**Task to complete**
Return all lines from the listing below in which the string "zamonaviy" occurs.

Collection entries:

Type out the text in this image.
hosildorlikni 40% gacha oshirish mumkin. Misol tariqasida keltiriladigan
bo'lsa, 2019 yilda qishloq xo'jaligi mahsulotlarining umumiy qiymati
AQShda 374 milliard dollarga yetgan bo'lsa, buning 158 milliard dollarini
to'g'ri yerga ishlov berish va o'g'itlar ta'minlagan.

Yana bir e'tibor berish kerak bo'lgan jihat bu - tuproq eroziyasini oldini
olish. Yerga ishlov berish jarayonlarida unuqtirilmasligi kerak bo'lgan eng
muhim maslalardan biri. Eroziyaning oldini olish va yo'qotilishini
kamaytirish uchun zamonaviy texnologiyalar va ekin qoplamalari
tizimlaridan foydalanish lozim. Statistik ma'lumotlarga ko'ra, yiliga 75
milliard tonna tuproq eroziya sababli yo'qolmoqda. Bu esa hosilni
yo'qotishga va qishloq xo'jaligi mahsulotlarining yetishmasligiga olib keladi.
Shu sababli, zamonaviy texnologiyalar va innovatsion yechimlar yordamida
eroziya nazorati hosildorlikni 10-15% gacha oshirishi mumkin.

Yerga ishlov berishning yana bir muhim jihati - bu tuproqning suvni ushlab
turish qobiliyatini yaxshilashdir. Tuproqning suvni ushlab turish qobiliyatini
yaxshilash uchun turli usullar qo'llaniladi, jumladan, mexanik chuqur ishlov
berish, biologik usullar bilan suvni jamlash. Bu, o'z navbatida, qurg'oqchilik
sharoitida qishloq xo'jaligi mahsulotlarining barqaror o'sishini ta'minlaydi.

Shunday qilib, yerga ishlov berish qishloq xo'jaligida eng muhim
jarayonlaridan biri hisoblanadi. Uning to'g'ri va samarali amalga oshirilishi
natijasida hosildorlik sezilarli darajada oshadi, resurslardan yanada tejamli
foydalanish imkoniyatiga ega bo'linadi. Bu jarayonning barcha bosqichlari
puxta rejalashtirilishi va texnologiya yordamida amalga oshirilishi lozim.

**Full response**
kamaytirish uchun zamonaviy texnologiyalar va ekin qoplamalari
Shu sababli, zamonaviy texnologiyalar va innovatsion yechimlar yordamida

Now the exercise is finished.